■ **Records to process**:
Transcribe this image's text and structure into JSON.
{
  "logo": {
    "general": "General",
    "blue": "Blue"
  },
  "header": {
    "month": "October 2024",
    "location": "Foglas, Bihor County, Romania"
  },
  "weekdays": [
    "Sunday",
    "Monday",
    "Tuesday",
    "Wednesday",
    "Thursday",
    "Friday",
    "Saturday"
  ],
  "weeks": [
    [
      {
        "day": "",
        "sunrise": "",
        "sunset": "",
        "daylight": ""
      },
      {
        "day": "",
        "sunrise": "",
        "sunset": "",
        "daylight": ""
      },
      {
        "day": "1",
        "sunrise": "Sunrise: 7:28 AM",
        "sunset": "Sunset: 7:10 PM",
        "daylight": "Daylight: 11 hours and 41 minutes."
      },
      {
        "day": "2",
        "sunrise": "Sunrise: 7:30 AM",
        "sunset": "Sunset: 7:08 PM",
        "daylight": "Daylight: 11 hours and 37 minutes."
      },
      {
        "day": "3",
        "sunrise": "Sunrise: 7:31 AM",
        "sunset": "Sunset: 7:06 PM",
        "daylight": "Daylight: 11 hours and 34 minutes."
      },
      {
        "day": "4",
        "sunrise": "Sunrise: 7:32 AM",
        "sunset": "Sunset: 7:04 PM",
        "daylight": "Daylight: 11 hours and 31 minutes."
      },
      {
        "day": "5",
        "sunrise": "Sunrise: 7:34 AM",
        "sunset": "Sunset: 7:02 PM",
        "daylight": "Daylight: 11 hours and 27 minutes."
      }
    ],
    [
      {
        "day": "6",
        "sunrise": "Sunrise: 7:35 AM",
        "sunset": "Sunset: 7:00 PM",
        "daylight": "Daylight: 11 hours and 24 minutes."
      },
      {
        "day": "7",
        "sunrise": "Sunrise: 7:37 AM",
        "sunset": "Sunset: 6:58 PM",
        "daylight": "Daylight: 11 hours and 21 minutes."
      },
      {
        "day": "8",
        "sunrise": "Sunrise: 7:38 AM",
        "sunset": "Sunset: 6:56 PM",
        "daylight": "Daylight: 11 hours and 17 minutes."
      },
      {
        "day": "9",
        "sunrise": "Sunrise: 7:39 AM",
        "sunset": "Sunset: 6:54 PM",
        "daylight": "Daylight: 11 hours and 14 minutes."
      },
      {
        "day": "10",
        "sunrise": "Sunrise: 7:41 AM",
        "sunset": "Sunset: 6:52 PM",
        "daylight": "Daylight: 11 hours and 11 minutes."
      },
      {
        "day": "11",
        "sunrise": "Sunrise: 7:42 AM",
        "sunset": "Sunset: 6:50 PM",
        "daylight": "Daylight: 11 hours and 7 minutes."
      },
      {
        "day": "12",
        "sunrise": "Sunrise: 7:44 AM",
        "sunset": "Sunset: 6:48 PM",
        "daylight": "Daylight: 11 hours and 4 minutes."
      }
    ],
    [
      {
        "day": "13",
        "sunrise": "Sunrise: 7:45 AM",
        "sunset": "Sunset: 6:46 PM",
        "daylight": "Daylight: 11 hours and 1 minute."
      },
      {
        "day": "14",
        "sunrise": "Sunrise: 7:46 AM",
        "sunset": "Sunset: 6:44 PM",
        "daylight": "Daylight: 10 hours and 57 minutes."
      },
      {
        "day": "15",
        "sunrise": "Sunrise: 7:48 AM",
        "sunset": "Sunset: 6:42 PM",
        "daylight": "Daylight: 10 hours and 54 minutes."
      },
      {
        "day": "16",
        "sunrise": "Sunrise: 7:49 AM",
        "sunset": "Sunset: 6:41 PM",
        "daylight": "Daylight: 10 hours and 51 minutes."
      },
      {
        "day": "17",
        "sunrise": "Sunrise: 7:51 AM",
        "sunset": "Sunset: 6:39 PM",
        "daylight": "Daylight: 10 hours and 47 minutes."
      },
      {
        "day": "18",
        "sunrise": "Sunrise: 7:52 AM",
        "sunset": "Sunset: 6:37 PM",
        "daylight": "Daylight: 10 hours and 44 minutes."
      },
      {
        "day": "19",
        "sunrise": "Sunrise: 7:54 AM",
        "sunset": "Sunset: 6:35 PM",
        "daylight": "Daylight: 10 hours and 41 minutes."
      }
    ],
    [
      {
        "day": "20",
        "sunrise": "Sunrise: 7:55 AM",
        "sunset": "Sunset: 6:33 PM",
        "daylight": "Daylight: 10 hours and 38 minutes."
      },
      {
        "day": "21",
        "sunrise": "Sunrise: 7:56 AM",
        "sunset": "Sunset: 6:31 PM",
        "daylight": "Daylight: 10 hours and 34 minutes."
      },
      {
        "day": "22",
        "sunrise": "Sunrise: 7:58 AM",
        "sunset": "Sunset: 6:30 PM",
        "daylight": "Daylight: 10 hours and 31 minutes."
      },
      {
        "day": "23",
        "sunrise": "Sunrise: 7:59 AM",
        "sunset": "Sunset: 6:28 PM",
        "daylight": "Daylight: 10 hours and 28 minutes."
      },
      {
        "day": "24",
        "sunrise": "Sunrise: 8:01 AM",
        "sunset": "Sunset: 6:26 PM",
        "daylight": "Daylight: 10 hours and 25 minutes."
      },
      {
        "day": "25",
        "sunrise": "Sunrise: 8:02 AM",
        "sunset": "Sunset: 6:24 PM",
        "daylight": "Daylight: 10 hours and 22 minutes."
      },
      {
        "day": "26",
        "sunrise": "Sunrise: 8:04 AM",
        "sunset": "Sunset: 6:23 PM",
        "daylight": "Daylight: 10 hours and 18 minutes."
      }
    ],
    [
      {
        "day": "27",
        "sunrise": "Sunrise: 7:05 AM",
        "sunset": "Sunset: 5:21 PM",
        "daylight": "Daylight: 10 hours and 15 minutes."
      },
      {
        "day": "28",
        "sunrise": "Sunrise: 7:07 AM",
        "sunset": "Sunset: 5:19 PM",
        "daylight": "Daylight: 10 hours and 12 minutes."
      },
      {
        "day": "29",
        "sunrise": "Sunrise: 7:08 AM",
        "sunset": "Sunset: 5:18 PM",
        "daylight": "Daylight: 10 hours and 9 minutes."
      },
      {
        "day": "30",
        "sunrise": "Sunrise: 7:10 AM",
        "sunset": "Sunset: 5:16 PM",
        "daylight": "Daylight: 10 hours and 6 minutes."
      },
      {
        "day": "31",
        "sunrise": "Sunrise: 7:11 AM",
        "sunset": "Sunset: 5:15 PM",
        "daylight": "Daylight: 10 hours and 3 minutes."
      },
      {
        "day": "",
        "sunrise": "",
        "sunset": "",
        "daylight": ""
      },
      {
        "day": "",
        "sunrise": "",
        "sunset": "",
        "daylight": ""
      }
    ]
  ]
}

■ **Problem statement**:
Could you reproduce every record above exactly as it appears?

■ **Output of the task**:
Transcribe this image's text and structure into JSON.
{
  "logo": {
    "general": "General",
    "blue": "Blue"
  },
  "header": {
    "month": "October 2024",
    "location": "Foglas, Bihor County, Romania"
  },
  "weekdays": [
    "Sunday",
    "Monday",
    "Tuesday",
    "Wednesday",
    "Thursday",
    "Friday",
    "Saturday"
  ],
  "weeks": [
    [
      {
        "day": "",
        "sunrise": "",
        "sunset": "",
        "daylight": ""
      },
      {
        "day": "",
        "sunrise": "",
        "sunset": "",
        "daylight": ""
      },
      {
        "day": "1",
        "sunrise": "Sunrise: 7:28 AM",
        "sunset": "Sunset: 7:10 PM",
        "daylight": "Daylight: 11 hours and 41 minutes."
      },
      {
        "day": "2",
        "sunrise": "Sunrise: 7:30 AM",
        "sunset": "Sunset: 7:08 PM",
        "daylight": "Daylight: 11 hours and 37 minutes."
      },
      {
        "day": "3",
        "sunrise": "Sunrise: 7:31 AM",
        "sunset": "Sunset: 7:06 PM",
        "daylight": "Daylight: 11 hours and 34 minutes."
      },
      {
        "day": "4",
        "sunrise": "Sunrise: 7:32 AM",
        "sunset": "Sunset: 7:04 PM",
        "daylight": "Daylight: 11 hours and 31 minutes."
      },
      {
        "day": "5",
        "sunrise": "Sunrise: 7:34 AM",
        "sunset": "Sunset: 7:02 PM",
        "daylight": "Daylight: 11 hours and 27 minutes."
      }
    ],
    [
      {
        "day": "6",
        "sunrise": "Sunrise: 7:35 AM",
        "sunset": "Sunset: 7:00 PM",
        "daylight": "Daylight: 11 hours and 24 minutes."
      },
      {
        "day": "7",
        "sunrise": "Sunrise: 7:37 AM",
        "sunset": "Sunset: 6:58 PM",
        "daylight": "Daylight: 11 hours and 21 minutes."
      },
      {
        "day": "8",
        "sunrise": "Sunrise: 7:38 AM",
        "sunset": "Sunset: 6:56 PM",
        "daylight": "Daylight: 11 hours and 17 minutes."
      },
      {
        "day": "9",
        "sunrise": "Sunrise: 7:39 AM",
        "sunset": "Sunset: 6:54 PM",
        "daylight": "Daylight: 11 hours and 14 minutes."
      },
      {
        "day": "10",
        "sunrise": "Sunrise: 7:41 AM",
        "sunset": "Sunset: 6:52 PM",
        "daylight": "Daylight: 11 hours and 11 minutes."
      },
      {
        "day": "11",
        "sunrise": "Sunrise: 7:42 AM",
        "sunset": "Sunset: 6:50 PM",
        "daylight": "Daylight: 11 hours and 7 minutes."
      },
      {
        "day": "12",
        "sunrise": "Sunrise: 7:44 AM",
        "sunset": "Sunset: 6:48 PM",
        "daylight": "Daylight: 11 hours and 4 minutes."
      }
    ],
    [
      {
        "day": "13",
        "sunrise": "Sunrise: 7:45 AM",
        "sunset": "Sunset: 6:46 PM",
        "daylight": "Daylight: 11 hours and 1 minute."
      },
      {
        "day": "14",
        "sunrise": "Sunrise: 7:46 AM",
        "sunset": "Sunset: 6:44 PM",
        "daylight": "Daylight: 10 hours and 57 minutes."
      },
      {
        "day": "15",
        "sunrise": "Sunrise: 7:48 AM",
        "sunset": "Sunset: 6:42 PM",
        "daylight": "Daylight: 10 hours and 54 minutes."
      },
      {
        "day": "16",
        "sunrise": "Sunrise: 7:49 AM",
        "sunset": "Sunset: 6:41 PM",
        "daylight": "Daylight: 10 hours and 51 minutes."
      },
      {
        "day": "17",
        "sunrise": "Sunrise: 7:51 AM",
        "sunset": "Sunset: 6:39 PM",
        "daylight": "Daylight: 10 hours and 47 minutes."
      },
      {
        "day": "18",
        "sunrise": "Sunrise: 7:52 AM",
        "sunset": "Sunset: 6:37 PM",
        "daylight": "Daylight: 10 hours and 44 minutes."
      },
      {
        "day": "19",
        "sunrise": "Sunrise: 7:54 AM",
        "sunset": "Sunset: 6:35 PM",
        "daylight": "Daylight: 10 hours and 41 minutes."
      }
    ],
    [
      {
        "day": "20",
        "sunrise": "Sunrise: 7:55 AM",
        "sunset": "Sunset: 6:33 PM",
        "daylight": "Daylight: 10 hours and 38 minutes."
      },
      {
        "day": "21",
        "sunrise": "Sunrise: 7:56 AM",
        "sunset": "Sunset: 6:31 PM",
        "daylight": "Daylight: 10 hours and 34 minutes."
      },
      {
        "day": "22",
        "sunrise": "Sunrise: 7:58 AM",
        "sunset": "Sunset: 6:30 PM",
        "daylight": "Daylight: 10 hours and 31 minutes."
      },
      {
        "day": "23",
        "sunrise": "Sunrise: 7:59 AM",
        "sunset": "Sunset: 6:28 PM",
        "daylight": "Daylight: 10 hours and 28 minutes."
      },
      {
        "day": "24",
        "sunrise": "Sunrise: 8:01 AM",
        "sunset": "Sunset: 6:26 PM",
        "daylight": "Daylight: 10 hours and 25 minutes."
      },
      {
        "day": "25",
        "sunrise": "Sunrise: 8:02 AM",
        "sunset": "Sunset: 6:24 PM",
        "daylight": "Daylight: 10 hours and 22 minutes."
      },
      {
        "day": "26",
        "sunrise": "Sunrise: 8:04 AM",
        "sunset": "Sunset: 6:23 PM",
        "daylight": "Daylight: 10 hours and 18 minutes."
      }
    ],
    [
      {
        "day": "27",
        "sunrise": "Sunrise: 7:05 AM",
        "sunset": "Sunset: 5:21 PM",
        "daylight": "Daylight: 10 hours and 15 minutes."
      },
      {
        "day": "28",
        "sunrise": "Sunrise: 7:07 AM",
        "sunset": "Sunset: 5:19 PM",
        "daylight": "Daylight: 10 hours and 12 minutes."
      },
      {
        "day": "29",
        "sunrise": "Sunrise: 7:08 AM",
        "sunset": "Sunset: 5:18 PM",
        "daylight": "Daylight: 10 hours and 9 minutes."
      },
      {
        "day": "30",
        "sunrise": "Sunrise: 7:10 AM",
        "sunset": "Sunset: 5:16 PM",
        "daylight": "Daylight: 10 hours and 6 minutes."
      },
      {
        "day": "31",
        "sunrise": "Sunrise: 7:11 AM",
        "sunset": "Sunset: 5:15 PM",
        "daylight": "Daylight: 10 hours and 3 minutes."
      },
      {
        "day": "",
        "sunrise": "",
        "sunset": "",
        "daylight": ""
      },
      {
        "day": "",
        "sunrise": "",
        "sunset": "",
        "daylight": ""
      }
    ]
  ]
}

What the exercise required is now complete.